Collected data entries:
—————
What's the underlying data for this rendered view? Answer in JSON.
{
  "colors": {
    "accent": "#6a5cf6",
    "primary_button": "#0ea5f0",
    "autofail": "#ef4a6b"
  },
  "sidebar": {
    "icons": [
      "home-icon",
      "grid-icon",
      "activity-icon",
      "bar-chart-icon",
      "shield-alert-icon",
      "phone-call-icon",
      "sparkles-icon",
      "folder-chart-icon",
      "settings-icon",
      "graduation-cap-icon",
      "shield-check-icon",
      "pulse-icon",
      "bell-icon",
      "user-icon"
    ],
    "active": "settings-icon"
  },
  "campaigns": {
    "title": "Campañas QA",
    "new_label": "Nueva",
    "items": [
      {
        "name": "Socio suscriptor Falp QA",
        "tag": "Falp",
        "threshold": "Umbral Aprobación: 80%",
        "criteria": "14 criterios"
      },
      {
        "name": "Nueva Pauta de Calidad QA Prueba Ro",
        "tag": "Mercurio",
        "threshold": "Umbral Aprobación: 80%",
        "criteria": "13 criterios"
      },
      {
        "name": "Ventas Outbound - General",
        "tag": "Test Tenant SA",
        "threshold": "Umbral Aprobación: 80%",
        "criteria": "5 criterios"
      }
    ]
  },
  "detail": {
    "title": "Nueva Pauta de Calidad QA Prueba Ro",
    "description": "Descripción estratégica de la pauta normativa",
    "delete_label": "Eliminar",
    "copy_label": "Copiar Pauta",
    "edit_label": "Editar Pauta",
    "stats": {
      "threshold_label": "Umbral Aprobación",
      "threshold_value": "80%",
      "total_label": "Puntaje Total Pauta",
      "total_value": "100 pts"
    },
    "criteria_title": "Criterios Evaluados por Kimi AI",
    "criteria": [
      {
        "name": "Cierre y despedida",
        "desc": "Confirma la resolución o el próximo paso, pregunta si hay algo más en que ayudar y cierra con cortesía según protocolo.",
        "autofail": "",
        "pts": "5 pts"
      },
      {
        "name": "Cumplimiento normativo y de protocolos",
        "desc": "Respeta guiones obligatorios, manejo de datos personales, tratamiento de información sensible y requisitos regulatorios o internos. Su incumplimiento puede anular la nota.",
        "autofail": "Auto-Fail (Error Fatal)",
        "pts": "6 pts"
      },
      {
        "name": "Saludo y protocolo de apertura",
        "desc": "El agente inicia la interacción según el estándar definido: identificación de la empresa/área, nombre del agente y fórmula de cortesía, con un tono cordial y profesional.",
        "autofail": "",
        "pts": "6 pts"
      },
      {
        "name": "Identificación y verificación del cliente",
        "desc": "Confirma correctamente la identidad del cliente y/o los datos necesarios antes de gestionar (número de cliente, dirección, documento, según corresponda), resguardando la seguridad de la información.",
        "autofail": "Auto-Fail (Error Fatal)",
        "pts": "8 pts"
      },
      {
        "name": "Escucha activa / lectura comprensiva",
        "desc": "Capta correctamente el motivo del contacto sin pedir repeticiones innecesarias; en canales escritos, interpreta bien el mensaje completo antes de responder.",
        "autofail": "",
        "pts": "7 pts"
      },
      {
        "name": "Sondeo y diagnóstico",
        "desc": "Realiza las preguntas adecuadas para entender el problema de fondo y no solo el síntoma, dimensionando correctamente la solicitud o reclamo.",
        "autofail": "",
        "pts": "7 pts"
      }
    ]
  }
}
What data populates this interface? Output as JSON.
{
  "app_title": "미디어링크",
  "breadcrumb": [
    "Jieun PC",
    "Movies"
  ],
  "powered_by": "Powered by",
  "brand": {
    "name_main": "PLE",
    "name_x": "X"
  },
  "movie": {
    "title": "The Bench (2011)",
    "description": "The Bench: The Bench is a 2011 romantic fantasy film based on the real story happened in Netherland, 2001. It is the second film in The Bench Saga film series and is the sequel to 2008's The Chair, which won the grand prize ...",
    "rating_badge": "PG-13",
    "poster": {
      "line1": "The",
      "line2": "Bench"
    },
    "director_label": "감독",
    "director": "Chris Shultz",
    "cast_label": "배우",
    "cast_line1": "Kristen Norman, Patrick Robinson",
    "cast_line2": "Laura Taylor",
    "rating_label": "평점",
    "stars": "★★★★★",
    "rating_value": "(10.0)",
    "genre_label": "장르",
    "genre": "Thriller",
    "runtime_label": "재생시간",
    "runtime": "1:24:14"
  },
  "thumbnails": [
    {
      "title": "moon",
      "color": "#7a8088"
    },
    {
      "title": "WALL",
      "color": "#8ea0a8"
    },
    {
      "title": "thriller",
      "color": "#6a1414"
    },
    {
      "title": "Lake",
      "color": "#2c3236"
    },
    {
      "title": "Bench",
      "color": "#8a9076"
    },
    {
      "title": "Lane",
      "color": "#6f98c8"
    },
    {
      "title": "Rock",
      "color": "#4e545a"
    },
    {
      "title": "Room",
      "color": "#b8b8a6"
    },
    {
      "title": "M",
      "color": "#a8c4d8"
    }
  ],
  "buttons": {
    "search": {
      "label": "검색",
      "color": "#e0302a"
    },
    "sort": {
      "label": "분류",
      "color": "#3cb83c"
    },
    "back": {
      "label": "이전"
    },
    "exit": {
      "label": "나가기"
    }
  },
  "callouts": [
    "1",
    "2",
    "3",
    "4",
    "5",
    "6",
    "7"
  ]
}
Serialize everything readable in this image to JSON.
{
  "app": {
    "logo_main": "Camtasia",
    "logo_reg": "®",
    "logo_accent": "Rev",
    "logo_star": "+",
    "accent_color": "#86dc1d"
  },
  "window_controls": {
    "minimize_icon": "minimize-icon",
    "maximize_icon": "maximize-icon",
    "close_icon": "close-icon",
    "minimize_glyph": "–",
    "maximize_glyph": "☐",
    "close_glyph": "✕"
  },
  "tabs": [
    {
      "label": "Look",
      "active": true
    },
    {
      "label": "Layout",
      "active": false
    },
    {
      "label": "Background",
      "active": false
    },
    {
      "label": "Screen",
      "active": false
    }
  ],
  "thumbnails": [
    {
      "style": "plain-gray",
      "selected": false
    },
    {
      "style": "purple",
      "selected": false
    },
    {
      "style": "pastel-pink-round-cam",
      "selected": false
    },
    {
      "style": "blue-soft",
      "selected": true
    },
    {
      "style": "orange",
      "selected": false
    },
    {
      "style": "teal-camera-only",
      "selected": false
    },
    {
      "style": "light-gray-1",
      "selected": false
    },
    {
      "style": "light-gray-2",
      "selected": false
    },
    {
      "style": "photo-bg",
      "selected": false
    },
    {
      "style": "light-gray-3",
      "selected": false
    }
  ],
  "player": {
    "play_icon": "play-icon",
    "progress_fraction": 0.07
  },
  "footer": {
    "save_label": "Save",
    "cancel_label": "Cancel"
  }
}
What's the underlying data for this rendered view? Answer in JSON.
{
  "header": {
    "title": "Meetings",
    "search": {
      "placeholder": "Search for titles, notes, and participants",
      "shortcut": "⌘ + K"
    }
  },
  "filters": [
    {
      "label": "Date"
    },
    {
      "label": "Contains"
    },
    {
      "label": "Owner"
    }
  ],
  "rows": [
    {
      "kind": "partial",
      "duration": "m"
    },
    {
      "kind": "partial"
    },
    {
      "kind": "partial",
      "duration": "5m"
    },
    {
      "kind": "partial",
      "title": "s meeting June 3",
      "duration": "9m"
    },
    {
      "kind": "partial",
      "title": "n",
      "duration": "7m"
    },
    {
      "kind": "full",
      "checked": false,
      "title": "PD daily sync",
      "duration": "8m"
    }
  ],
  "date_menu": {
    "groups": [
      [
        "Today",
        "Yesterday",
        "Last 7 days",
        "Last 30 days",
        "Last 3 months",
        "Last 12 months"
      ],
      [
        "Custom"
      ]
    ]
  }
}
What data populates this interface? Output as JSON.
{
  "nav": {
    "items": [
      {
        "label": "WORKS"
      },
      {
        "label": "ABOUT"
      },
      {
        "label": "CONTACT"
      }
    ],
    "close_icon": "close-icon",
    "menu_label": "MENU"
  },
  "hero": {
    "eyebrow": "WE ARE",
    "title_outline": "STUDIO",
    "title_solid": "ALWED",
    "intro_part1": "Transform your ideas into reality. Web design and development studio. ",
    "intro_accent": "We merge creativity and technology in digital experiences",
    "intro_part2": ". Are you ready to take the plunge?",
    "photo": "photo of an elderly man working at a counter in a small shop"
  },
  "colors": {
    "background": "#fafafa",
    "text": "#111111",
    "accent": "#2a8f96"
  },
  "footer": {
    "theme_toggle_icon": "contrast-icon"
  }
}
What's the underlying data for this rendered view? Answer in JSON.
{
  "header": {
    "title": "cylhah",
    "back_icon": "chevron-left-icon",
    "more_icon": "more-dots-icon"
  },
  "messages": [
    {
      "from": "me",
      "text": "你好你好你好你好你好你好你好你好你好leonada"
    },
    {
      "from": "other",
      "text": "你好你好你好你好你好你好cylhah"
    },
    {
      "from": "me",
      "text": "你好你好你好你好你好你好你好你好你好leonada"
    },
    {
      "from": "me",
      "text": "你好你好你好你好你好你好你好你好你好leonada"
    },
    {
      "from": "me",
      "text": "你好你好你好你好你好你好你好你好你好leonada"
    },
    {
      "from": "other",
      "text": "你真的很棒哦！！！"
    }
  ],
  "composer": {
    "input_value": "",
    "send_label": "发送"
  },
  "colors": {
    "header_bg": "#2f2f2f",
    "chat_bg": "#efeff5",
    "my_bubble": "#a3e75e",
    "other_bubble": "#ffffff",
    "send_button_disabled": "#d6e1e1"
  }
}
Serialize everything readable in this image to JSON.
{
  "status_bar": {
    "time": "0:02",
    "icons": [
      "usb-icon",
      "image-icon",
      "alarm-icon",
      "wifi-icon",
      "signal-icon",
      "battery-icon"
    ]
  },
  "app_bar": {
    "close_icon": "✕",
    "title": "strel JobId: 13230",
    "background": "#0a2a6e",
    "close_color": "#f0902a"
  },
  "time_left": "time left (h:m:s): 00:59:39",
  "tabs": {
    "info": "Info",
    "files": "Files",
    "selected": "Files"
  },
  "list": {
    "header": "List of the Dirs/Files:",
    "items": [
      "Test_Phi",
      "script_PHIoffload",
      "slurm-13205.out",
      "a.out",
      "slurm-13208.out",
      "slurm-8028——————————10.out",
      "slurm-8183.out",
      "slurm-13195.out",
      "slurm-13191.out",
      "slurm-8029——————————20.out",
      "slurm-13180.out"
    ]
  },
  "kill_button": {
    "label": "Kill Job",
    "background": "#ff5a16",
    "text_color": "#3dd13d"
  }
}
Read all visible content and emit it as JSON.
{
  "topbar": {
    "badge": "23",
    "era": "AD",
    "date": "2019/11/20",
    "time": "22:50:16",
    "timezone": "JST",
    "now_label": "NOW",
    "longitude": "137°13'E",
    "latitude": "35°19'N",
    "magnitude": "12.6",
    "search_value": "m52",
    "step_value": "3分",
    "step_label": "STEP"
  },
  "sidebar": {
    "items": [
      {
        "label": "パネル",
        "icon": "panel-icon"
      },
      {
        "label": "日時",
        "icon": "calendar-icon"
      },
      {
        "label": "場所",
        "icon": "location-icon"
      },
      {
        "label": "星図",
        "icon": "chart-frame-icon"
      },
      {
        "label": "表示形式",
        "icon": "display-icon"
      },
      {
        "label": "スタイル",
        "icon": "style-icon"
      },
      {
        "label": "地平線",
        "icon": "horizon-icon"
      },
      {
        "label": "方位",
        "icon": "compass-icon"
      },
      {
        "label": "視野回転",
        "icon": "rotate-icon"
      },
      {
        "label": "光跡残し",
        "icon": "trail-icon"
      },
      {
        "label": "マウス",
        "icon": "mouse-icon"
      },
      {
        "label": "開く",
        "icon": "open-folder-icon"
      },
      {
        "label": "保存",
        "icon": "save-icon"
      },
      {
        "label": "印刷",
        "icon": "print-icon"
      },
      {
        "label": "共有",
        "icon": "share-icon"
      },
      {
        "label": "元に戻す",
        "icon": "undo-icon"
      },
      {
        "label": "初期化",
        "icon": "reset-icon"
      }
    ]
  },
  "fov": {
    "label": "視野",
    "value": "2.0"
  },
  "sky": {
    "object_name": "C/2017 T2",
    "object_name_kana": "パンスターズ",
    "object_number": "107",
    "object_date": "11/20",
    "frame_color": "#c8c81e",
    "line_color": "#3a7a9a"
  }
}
—————
* **What is needed**: Give only the count of lines in which the string "folder" appears.

* **Result of the exercise**: 2